START Information given
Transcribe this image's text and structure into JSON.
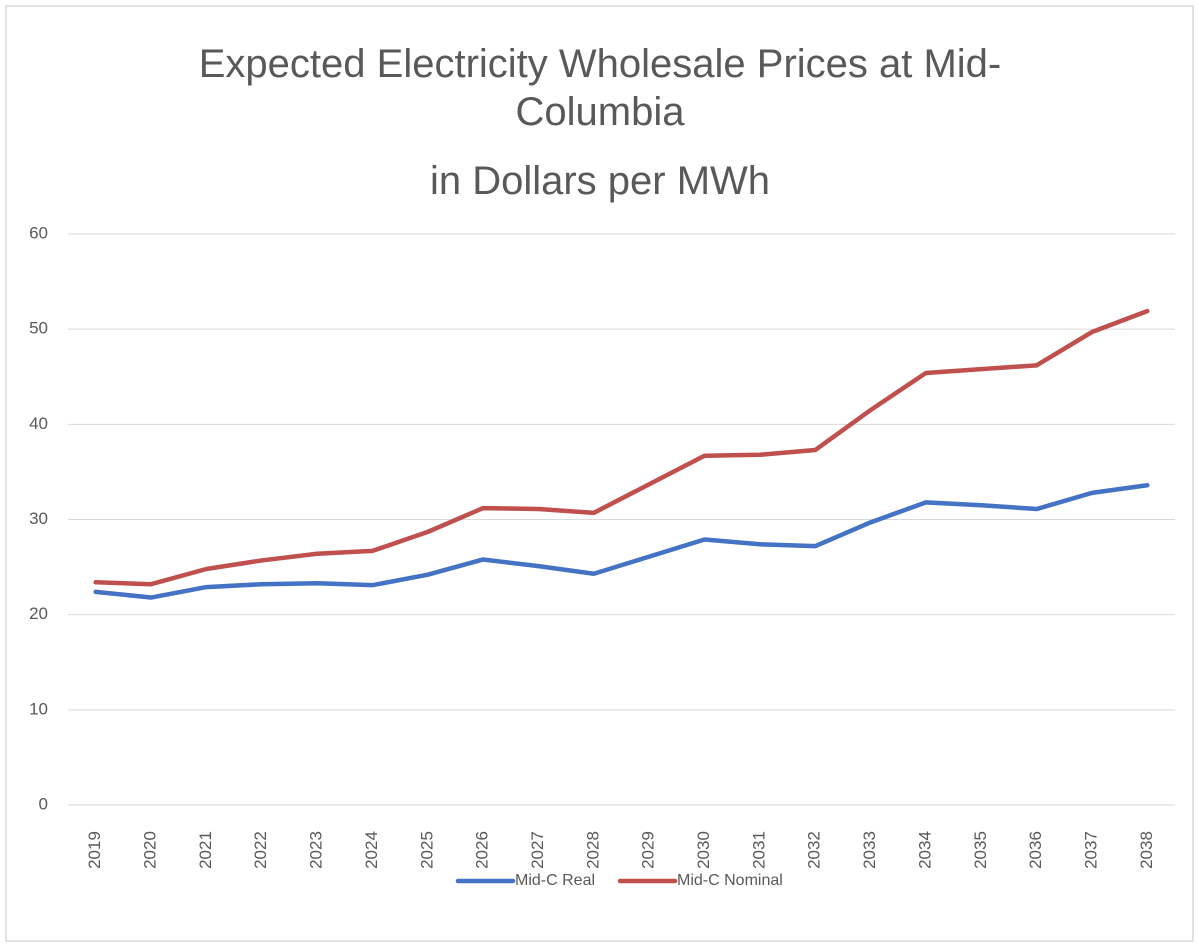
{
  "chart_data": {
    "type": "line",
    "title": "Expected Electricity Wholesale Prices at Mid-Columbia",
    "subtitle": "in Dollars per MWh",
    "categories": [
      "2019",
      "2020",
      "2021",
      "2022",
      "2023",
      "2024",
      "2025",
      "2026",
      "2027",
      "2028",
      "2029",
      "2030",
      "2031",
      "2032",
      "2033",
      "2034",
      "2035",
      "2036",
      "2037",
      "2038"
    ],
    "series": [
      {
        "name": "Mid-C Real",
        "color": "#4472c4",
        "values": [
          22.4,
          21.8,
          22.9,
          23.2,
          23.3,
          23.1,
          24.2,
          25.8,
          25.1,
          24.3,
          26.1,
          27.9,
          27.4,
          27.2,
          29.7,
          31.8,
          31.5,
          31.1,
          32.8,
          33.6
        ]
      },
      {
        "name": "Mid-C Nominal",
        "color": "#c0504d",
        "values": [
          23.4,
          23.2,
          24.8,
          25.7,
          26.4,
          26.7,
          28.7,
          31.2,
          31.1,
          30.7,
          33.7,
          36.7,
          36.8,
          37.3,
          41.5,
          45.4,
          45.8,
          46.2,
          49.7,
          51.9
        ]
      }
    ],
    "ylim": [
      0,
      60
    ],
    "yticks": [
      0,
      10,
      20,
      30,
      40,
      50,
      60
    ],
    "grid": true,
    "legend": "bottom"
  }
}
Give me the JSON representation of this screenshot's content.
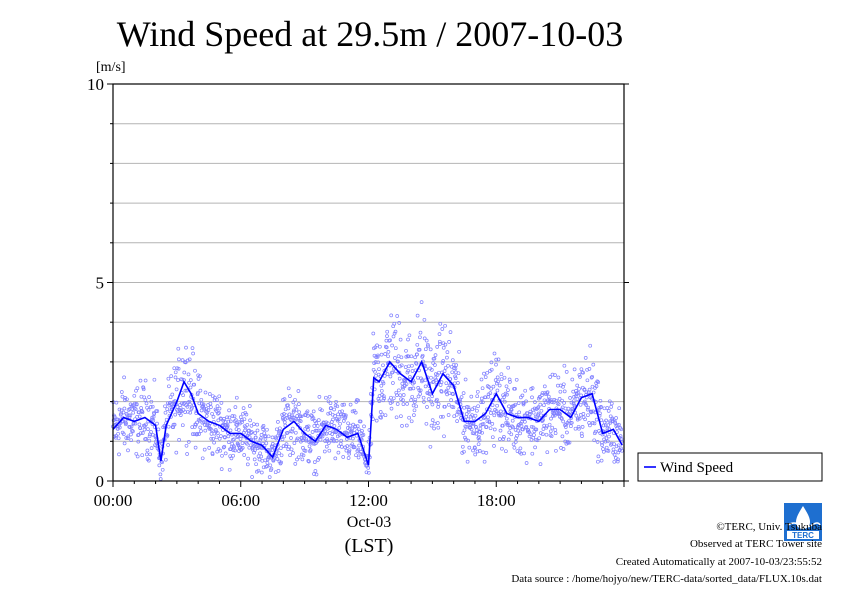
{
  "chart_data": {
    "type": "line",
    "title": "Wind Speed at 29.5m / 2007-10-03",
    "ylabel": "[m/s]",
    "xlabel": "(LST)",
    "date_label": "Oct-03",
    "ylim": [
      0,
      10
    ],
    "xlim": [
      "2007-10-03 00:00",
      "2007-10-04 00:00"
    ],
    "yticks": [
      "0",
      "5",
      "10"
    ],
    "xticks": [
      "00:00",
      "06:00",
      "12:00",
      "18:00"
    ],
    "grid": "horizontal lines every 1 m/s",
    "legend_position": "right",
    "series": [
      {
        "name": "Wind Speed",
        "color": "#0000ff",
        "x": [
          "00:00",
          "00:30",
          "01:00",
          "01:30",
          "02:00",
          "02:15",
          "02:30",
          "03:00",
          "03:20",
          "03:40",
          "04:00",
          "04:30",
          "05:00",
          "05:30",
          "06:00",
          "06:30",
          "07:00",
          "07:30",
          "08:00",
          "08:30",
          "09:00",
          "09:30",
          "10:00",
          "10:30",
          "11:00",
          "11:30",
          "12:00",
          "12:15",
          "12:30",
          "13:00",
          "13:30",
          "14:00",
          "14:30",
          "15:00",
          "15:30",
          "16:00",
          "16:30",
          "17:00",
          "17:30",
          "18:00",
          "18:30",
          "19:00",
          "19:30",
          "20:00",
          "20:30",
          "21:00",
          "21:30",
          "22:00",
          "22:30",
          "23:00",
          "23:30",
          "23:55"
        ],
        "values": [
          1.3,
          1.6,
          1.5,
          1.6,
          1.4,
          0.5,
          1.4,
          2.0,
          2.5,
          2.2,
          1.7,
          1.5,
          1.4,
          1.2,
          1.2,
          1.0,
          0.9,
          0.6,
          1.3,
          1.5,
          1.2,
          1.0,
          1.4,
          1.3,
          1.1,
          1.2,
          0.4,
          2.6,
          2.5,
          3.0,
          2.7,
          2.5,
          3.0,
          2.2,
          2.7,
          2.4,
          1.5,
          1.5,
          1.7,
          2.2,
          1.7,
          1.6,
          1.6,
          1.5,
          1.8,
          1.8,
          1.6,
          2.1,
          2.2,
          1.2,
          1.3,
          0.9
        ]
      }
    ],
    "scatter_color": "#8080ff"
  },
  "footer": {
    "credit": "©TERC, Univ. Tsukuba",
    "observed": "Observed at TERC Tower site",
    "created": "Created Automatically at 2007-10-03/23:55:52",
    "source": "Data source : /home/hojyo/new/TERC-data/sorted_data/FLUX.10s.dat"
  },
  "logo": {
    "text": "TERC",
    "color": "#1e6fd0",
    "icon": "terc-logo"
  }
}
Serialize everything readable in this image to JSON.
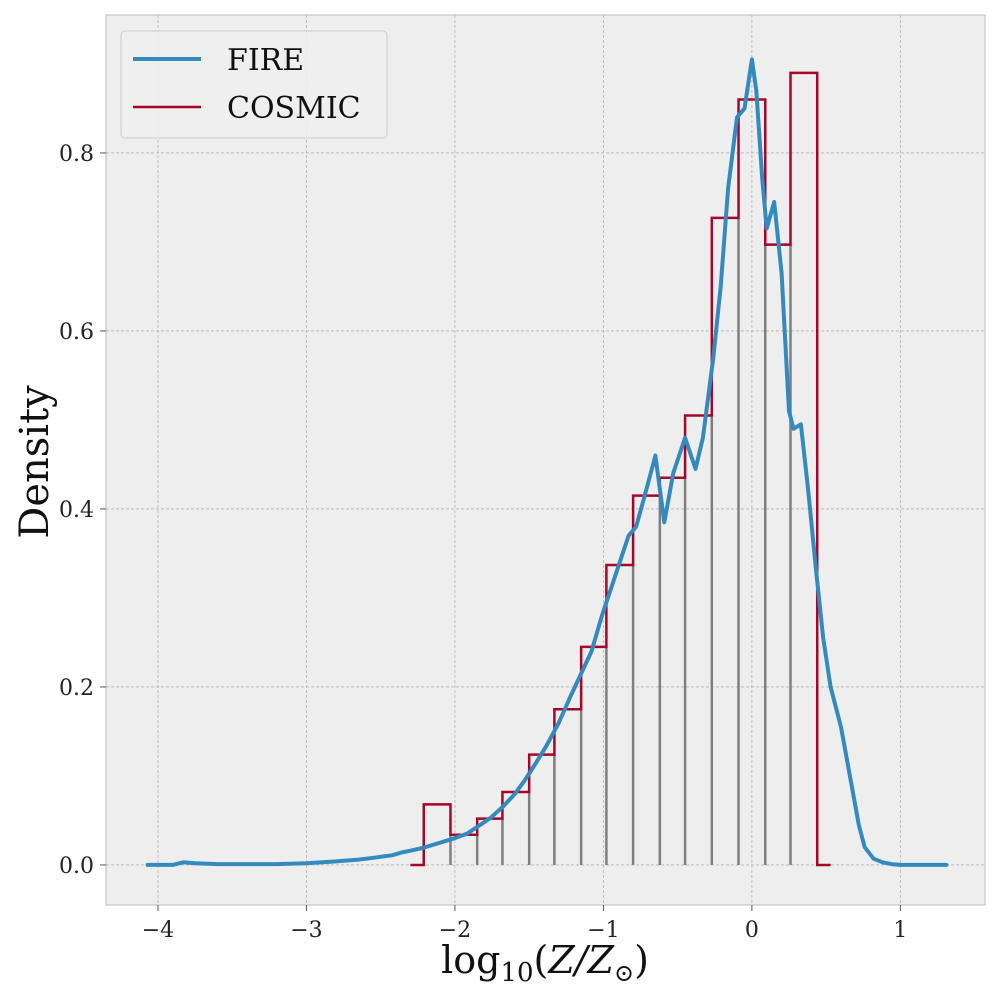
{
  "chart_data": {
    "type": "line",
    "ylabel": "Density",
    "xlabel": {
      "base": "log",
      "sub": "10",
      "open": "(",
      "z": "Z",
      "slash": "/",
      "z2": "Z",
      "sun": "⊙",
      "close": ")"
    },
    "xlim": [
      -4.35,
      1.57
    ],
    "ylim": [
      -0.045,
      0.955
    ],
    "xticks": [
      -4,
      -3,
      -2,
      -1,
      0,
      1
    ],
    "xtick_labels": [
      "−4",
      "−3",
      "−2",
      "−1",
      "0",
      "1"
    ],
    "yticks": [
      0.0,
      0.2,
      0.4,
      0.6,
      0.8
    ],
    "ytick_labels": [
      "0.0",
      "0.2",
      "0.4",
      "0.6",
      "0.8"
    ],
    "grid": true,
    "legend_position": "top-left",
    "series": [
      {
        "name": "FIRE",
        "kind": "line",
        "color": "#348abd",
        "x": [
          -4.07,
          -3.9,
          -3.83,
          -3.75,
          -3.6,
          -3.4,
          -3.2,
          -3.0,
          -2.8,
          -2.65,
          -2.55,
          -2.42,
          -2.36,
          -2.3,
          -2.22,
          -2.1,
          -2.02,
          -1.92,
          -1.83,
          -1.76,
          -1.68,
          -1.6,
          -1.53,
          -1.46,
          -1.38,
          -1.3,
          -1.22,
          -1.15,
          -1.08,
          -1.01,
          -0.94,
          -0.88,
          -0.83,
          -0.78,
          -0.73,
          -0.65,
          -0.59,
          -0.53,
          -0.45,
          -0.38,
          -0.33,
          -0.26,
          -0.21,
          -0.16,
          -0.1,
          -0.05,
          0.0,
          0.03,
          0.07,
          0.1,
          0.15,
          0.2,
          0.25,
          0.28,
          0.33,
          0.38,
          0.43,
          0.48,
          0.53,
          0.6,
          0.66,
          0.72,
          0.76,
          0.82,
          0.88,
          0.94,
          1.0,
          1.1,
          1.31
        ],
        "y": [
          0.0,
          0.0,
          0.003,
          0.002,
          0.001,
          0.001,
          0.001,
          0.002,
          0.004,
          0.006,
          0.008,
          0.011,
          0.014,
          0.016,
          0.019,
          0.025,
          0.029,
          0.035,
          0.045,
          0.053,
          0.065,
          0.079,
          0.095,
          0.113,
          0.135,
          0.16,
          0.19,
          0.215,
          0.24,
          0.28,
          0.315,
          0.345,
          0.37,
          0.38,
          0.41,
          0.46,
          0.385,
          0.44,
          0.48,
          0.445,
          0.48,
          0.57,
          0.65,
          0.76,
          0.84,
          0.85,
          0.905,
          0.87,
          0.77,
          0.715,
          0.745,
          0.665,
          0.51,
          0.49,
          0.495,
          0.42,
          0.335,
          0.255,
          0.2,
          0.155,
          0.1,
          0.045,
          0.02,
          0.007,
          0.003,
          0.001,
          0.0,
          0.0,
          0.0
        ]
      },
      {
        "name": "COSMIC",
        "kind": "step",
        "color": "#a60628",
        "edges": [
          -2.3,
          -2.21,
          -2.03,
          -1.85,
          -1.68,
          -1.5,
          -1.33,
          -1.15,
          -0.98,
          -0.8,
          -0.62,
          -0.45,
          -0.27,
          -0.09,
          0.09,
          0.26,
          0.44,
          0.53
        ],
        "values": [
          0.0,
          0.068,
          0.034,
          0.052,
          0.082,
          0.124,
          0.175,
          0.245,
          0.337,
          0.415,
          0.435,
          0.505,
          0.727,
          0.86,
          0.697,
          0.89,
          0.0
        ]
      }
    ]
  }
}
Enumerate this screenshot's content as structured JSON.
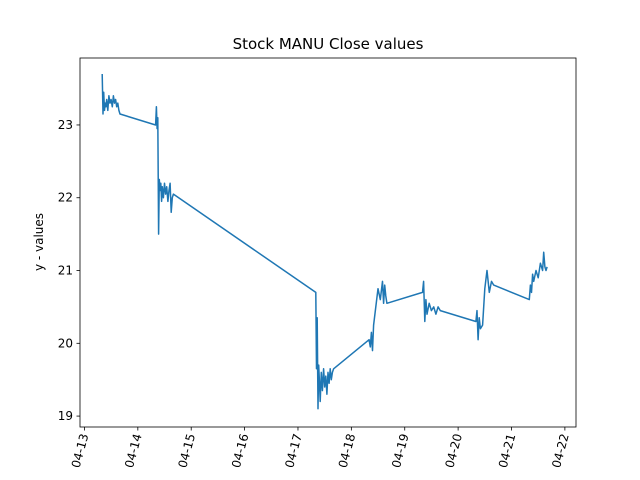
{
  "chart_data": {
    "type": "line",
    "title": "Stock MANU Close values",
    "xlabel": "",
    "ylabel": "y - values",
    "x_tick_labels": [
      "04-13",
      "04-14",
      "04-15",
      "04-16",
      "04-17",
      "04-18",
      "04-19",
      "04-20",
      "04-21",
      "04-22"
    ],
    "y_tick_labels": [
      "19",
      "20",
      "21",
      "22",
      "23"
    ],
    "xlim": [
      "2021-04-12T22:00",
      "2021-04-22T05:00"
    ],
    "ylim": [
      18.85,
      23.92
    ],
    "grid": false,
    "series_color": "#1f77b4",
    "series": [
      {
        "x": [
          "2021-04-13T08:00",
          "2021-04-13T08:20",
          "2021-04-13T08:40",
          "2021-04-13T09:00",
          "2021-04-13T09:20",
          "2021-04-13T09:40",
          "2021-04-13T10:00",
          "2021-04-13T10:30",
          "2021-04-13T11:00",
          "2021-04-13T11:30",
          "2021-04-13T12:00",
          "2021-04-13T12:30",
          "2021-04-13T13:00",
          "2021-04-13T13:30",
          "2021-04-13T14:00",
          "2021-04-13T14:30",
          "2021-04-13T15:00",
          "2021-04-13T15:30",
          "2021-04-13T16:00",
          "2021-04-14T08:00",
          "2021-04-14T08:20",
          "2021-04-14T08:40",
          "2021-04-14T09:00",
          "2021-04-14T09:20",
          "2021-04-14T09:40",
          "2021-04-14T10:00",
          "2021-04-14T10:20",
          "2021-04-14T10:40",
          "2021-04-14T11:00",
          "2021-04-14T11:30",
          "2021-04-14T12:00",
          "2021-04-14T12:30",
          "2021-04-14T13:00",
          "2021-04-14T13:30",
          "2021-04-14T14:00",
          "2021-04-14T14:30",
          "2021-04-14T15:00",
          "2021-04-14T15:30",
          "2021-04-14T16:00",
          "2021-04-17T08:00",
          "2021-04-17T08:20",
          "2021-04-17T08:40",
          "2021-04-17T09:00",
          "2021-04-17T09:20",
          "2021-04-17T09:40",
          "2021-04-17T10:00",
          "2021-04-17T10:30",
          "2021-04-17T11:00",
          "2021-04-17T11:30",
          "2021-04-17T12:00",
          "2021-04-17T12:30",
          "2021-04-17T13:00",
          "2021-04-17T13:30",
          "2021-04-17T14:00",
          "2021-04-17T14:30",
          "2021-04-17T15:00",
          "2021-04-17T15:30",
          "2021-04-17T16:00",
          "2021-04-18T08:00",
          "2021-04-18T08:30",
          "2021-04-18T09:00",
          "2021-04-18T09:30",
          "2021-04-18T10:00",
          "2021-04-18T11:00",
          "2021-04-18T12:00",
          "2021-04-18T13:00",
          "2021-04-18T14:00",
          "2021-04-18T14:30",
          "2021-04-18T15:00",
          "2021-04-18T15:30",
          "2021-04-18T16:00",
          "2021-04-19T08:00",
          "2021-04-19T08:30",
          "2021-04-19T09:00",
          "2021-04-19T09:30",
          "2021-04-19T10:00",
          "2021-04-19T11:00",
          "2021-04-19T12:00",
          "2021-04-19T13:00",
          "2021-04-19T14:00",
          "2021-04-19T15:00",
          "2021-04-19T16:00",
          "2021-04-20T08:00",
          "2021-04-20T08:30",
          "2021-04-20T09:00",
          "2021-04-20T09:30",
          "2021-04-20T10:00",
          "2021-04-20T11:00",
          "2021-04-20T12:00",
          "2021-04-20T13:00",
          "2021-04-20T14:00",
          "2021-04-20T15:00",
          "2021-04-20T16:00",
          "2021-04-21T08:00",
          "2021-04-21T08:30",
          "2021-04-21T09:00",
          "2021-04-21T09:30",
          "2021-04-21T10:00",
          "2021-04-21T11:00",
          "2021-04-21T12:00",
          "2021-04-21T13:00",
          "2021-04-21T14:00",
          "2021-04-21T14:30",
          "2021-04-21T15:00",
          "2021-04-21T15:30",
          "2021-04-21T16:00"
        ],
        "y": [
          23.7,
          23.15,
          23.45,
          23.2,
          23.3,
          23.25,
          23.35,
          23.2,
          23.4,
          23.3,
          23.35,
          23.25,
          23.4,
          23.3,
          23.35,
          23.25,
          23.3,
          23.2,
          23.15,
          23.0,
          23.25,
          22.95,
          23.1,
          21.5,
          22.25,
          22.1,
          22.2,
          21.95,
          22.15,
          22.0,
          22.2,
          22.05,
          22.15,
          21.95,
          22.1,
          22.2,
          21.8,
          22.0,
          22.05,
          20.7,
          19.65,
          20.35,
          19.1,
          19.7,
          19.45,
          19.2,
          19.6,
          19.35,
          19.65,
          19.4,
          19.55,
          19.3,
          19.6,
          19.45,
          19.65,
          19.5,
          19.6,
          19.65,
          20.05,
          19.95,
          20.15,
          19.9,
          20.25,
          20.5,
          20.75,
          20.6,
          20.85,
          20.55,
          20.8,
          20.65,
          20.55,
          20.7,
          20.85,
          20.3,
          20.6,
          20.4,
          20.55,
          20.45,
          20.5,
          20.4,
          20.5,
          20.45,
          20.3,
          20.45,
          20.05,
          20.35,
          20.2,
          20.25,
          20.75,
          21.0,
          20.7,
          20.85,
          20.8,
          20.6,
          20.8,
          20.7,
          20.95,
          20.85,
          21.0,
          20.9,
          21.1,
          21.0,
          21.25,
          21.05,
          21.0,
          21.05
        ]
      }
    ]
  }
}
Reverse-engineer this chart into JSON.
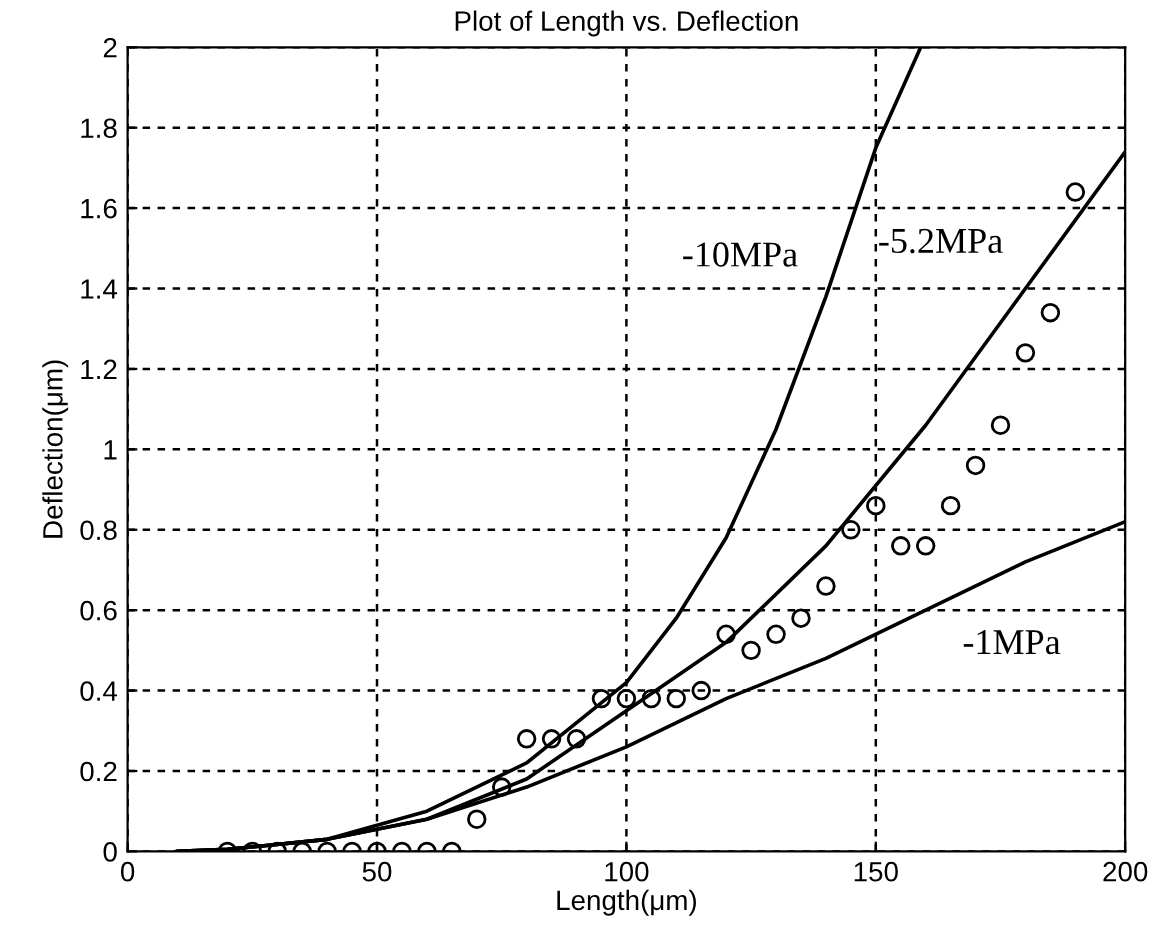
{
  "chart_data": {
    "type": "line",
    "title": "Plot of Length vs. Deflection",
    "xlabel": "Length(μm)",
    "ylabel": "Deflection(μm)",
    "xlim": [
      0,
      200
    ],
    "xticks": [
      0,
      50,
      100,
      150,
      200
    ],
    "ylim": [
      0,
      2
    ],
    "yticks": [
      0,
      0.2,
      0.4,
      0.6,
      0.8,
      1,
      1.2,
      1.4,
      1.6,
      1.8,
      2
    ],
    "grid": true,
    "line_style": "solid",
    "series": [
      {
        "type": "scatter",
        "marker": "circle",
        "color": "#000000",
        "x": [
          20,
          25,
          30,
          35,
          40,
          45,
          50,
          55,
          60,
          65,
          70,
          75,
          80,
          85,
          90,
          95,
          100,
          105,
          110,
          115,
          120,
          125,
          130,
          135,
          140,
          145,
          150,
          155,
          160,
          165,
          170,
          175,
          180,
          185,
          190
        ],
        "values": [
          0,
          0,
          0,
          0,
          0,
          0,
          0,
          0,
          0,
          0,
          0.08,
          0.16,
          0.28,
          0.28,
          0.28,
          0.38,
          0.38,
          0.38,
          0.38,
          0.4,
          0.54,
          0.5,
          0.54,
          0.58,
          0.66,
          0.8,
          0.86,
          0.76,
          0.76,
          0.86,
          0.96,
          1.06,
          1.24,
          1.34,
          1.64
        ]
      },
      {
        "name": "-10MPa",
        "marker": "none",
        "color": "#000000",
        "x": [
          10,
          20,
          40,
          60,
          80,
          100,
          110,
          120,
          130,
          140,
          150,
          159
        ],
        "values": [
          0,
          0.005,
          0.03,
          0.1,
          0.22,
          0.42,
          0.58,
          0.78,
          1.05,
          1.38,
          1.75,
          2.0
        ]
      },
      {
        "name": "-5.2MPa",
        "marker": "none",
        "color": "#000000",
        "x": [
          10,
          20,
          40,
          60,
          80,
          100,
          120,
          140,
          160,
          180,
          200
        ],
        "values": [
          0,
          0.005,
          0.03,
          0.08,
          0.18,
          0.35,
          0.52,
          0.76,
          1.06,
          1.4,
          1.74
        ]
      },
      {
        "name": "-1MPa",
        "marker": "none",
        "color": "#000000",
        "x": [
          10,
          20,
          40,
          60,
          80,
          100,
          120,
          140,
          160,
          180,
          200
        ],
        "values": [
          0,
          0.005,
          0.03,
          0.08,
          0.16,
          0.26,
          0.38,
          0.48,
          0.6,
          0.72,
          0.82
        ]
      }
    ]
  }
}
END Information given
→ **Exercise directions**
Only the number is wanted: how many lines of the material above include the word "JSON"?

→ **Completed task**
5